-- start of Supplied material --

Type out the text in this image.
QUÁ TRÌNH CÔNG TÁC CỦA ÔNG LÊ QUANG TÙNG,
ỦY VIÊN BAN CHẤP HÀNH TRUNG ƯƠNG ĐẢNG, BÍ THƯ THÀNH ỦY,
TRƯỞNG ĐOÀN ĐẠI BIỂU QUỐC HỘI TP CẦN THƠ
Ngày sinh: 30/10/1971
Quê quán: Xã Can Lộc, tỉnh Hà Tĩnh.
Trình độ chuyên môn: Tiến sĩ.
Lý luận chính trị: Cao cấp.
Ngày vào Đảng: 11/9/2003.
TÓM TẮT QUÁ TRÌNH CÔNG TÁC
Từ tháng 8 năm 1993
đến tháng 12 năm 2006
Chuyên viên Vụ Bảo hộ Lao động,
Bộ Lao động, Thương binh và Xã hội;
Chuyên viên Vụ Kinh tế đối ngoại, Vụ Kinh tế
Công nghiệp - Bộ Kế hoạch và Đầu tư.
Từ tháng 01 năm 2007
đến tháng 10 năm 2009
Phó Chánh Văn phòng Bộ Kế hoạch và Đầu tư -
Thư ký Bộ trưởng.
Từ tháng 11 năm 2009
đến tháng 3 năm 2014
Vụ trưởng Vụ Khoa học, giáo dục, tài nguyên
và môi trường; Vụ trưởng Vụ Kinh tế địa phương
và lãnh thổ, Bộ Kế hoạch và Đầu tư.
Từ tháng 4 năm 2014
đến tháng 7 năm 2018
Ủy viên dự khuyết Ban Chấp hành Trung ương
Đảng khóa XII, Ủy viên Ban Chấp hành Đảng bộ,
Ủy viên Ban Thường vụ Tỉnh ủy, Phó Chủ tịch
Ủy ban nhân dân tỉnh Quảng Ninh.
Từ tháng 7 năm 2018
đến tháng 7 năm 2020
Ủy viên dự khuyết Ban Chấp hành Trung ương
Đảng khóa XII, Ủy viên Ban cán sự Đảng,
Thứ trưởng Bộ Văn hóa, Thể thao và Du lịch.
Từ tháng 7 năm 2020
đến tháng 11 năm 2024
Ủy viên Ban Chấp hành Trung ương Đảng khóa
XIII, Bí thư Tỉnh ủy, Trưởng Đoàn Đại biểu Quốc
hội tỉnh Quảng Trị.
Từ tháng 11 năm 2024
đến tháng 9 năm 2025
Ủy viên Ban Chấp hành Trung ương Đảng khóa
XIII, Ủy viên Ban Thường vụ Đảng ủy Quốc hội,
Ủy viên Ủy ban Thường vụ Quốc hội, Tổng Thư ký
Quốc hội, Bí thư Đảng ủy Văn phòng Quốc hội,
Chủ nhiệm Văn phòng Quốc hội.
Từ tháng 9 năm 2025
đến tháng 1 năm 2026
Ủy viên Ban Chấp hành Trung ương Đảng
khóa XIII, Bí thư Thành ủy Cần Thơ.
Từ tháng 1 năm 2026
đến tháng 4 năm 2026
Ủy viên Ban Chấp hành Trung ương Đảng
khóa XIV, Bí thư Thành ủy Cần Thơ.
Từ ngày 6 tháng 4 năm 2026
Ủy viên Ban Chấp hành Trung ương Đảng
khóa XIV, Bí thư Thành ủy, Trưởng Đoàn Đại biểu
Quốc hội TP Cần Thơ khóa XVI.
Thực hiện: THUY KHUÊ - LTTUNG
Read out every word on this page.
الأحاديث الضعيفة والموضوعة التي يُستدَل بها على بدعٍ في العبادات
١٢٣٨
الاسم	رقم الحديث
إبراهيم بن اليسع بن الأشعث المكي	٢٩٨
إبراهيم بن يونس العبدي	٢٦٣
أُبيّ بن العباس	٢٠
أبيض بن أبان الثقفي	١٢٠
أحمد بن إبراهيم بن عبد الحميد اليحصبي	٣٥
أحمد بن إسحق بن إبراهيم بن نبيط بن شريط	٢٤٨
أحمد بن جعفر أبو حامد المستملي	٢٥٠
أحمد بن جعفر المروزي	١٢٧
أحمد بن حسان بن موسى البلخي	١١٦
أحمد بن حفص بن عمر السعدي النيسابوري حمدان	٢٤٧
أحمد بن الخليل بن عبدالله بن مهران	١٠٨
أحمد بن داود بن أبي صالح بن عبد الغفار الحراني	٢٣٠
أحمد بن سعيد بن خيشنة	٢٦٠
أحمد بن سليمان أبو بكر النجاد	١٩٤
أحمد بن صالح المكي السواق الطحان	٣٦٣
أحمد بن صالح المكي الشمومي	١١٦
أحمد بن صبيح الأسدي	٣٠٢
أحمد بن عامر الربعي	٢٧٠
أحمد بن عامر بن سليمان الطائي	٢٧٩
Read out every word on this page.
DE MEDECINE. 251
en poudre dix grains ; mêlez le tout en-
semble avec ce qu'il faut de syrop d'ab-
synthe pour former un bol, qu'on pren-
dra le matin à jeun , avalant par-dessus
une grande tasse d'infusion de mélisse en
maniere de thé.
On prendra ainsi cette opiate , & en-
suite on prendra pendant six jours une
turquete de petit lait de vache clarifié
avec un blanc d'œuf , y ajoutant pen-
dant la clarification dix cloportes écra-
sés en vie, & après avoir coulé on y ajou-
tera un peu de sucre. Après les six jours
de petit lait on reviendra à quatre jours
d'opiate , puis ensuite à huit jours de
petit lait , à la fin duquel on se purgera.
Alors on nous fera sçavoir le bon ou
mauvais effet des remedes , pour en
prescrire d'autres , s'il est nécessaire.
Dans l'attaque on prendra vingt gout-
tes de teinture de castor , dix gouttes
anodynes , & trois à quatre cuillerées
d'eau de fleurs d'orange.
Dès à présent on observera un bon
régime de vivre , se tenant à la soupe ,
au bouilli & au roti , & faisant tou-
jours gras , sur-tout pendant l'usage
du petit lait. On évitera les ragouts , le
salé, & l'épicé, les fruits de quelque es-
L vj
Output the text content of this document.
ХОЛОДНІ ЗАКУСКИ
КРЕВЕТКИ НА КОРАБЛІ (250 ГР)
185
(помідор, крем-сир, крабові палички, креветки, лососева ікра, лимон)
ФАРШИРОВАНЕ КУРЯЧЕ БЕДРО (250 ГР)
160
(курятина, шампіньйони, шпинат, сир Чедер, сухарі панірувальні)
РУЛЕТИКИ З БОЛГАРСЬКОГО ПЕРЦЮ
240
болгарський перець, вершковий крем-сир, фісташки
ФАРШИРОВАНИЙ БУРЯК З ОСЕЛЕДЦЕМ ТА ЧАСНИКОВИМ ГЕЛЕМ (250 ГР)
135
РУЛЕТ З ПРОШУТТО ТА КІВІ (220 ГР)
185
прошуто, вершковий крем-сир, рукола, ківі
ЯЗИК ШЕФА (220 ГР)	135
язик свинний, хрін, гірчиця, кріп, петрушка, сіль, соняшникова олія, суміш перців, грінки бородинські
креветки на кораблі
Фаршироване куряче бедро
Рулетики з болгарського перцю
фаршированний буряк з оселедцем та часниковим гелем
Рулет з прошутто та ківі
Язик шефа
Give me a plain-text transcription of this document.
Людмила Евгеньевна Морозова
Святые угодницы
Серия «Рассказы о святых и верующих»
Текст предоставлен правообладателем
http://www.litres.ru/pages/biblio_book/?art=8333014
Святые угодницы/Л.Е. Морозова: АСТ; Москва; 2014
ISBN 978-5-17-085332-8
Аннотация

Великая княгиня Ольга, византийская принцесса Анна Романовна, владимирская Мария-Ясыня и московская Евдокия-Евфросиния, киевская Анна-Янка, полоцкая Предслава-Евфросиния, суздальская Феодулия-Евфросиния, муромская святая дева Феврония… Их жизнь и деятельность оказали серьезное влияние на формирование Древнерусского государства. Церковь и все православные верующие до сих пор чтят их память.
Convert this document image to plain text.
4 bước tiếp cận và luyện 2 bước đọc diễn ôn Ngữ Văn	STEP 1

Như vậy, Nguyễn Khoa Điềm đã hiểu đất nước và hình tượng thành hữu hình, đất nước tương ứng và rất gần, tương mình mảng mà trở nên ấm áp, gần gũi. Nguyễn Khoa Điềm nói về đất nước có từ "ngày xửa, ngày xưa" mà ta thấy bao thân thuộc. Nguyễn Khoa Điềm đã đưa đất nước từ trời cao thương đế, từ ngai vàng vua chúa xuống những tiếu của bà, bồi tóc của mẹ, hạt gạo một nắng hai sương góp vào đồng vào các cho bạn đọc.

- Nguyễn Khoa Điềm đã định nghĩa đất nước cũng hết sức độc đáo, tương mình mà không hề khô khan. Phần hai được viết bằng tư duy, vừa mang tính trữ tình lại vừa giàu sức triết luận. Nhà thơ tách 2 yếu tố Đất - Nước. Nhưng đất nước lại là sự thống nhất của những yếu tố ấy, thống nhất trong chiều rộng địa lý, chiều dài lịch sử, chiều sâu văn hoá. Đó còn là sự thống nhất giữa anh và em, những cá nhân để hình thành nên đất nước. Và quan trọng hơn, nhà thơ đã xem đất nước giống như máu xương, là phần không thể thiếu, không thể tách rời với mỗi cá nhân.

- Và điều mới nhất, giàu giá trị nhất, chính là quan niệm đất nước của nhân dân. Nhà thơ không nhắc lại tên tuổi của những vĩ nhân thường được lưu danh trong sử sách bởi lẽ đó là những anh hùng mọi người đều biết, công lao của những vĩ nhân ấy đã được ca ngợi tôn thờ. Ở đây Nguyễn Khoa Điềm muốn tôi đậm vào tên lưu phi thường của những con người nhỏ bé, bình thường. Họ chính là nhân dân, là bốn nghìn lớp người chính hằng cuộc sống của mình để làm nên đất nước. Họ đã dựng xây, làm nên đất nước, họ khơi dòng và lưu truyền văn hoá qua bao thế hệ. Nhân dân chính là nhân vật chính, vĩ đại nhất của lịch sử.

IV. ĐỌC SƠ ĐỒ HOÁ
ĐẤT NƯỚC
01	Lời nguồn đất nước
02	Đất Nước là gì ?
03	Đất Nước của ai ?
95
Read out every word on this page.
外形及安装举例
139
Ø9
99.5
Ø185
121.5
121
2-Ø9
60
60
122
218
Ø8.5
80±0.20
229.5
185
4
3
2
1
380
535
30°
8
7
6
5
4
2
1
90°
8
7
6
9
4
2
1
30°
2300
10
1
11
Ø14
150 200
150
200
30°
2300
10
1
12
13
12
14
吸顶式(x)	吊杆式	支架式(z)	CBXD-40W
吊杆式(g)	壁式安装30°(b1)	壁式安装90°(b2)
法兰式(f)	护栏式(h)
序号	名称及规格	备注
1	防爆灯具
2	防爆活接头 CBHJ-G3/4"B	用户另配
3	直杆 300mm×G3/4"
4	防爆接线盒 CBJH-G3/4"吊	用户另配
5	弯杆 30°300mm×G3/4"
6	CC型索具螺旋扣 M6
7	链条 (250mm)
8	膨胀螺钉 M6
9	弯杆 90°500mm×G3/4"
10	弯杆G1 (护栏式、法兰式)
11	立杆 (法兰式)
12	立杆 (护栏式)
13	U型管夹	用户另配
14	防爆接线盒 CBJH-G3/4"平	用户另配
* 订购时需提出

-- end of Supplied material --

=== What the exercise asks ===
Pull out every line containing "lịch".

=== Task output ===
Thứ trưởng Bộ Văn hóa, Thể thao và Du lịch.
- Nguyễn Khoa Điềm đã định nghĩa đất nước cũng hết sức độc đáo, tương mình mà không hề khô khan. Phần hai được viết bằng tư duy, vừa mang tính trữ tình lại vừa giàu sức triết luận. Nhà thơ tách 2 yếu tố Đất - Nước. Nhưng đất nước lại là sự thống nhất của những yếu tố ấy, thống nhất trong chiều rộng địa lý, chiều dài lịch sử, chiều sâu văn hoá. Đó còn là sự thống nhất giữa anh và em, những cá nhân để hình thành nên đất nước. Và quan trọng hơn, nhà thơ đã xem đất nước giống như máu xương, là phần không thể thiếu, không thể tách rời với mỗi cá nhân.
- Và điều mới nhất, giàu giá trị nhất, chính là quan niệm đất nước của nhân dân. Nhà thơ không nhắc lại tên tuổi của những vĩ nhân thường được lưu danh trong sử sách bởi lẽ đó là những anh hùng mọi người đều biết, công lao của những vĩ nhân ấy đã được ca ngợi tôn thờ. Ở đây Nguyễn Khoa Điềm muốn tôi đậm vào tên lưu phi thường của những con người nhỏ bé, bình thường. Họ chính là nhân dân, là bốn nghìn lớp người chính hằng cuộc sống của mình để làm nên đất nước. Họ đã dựng xây, làm nên đất nước, họ khơi dòng và lưu truyền văn hoá qua bao thế hệ. Nhân dân chính là nhân vật chính, vĩ đại nhất của lịch sử.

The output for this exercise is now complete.